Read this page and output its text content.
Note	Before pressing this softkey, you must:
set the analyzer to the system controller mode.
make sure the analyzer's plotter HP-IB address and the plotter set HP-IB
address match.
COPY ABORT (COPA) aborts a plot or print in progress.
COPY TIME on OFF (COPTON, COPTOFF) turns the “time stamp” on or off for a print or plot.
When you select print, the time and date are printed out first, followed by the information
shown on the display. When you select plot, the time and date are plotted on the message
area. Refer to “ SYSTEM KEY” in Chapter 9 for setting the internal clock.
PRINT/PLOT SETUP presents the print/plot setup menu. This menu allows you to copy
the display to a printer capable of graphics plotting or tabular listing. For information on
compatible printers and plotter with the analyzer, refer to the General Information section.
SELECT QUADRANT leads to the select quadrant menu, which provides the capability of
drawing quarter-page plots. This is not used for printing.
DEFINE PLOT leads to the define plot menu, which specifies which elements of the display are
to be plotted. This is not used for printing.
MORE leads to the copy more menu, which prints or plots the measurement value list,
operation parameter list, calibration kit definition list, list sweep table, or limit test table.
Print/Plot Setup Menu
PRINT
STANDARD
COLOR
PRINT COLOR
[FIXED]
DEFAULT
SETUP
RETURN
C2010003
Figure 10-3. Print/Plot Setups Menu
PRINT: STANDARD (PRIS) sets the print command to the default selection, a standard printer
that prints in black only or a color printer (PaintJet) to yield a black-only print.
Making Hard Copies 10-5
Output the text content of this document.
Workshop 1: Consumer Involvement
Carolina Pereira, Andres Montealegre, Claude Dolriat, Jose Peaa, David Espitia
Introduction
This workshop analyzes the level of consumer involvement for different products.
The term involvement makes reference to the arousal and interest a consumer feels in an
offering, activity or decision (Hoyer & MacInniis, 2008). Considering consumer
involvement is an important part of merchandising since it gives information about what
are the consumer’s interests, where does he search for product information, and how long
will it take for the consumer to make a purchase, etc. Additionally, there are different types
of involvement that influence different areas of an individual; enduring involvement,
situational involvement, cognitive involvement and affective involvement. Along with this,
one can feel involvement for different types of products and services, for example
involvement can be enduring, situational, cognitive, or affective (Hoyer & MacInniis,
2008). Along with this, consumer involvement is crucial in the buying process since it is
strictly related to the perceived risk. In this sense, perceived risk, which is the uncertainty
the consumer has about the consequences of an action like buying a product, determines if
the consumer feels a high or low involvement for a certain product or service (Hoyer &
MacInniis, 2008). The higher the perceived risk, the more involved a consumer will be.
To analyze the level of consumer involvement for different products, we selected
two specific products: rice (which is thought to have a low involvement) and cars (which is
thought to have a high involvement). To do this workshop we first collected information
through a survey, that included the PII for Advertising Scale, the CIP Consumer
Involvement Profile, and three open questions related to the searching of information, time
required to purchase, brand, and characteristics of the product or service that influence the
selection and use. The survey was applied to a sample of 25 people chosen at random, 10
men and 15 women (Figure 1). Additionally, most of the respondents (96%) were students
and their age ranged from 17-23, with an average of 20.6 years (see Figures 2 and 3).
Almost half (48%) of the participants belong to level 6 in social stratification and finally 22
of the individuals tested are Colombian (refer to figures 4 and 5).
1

## Task instructions
Write out the whole listing exactly.

## Written solution
Read this page and output its text content.
Note	Before pressing this softkey, you must:
set the analyzer to the system controller mode.
make sure the analyzer's plotter HP-IB address and the plotter set HP-IB
address match.
COPY ABORT (COPA) aborts a plot or print in progress.
COPY TIME on OFF (COPTON, COPTOFF) turns the “time stamp” on or off for a print or plot.
When you select print, the time and date are printed out first, followed by the information
shown on the display. When you select plot, the time and date are plotted on the message
area. Refer to “ SYSTEM KEY” in Chapter 9 for setting the internal clock.
PRINT/PLOT SETUP presents the print/plot setup menu. This menu allows you to copy
the display to a printer capable of graphics plotting or tabular listing. For information on
compatible printers and plotter with the analyzer, refer to the General Information section.
SELECT QUADRANT leads to the select quadrant menu, which provides the capability of
drawing quarter-page plots. This is not used for printing.
DEFINE PLOT leads to the define plot menu, which specifies which elements of the display are
to be plotted. This is not used for printing.
MORE leads to the copy more menu, which prints or plots the measurement value list,
operation parameter list, calibration kit definition list, list sweep table, or limit test table.
Print/Plot Setup Menu
PRINT
STANDARD
COLOR
PRINT COLOR
[FIXED]
DEFAULT
SETUP
RETURN
C2010003
Figure 10-3. Print/Plot Setups Menu
PRINT: STANDARD (PRIS) sets the print command to the default selection, a standard printer
that prints in black only or a color printer (PaintJet) to yield a black-only print.
Making Hard Copies 10-5
Output the text content of this document.
Workshop 1: Consumer Involvement
Carolina Pereira, Andres Montealegre, Claude Dolriat, Jose Peaa, David Espitia
Introduction
This workshop analyzes the level of consumer involvement for different products.
The term involvement makes reference to the arousal and interest a consumer feels in an
offering, activity or decision (Hoyer & MacInniis, 2008). Considering consumer
involvement is an important part of merchandising since it gives information about what
are the consumer’s interests, where does he search for product information, and how long
will it take for the consumer to make a purchase, etc. Additionally, there are different types
of involvement that influence different areas of an individual; enduring involvement,
situational involvement, cognitive involvement and affective involvement. Along with this,
one can feel involvement for different types of products and services, for example
involvement can be enduring, situational, cognitive, or affective (Hoyer & MacInniis,
2008). Along with this, consumer involvement is crucial in the buying process since it is
strictly related to the perceived risk. In this sense, perceived risk, which is the uncertainty
the consumer has about the consequences of an action like buying a product, determines if
the consumer feels a high or low involvement for a certain product or service (Hoyer &
MacInniis, 2008). The higher the perceived risk, the more involved a consumer will be.
To analyze the level of consumer involvement for different products, we selected
two specific products: rice (which is thought to have a low involvement) and cars (which is
thought to have a high involvement). To do this workshop we first collected information
through a survey, that included the PII for Advertising Scale, the CIP Consumer
Involvement Profile, and three open questions related to the searching of information, time
required to purchase, brand, and characteristics of the product or service that influence the
selection and use. The survey was applied to a sample of 25 people chosen at random, 10
men and 15 women (Figure 1). Additionally, most of the respondents (96%) were students
and their age ranged from 17-23, with an average of 20.6 years (see Figures 2 and 3).
Almost half (48%) of the participants belong to level 6 in social stratification and finally 22
of the individuals tested are Colombian (refer to figures 4 and 5).
1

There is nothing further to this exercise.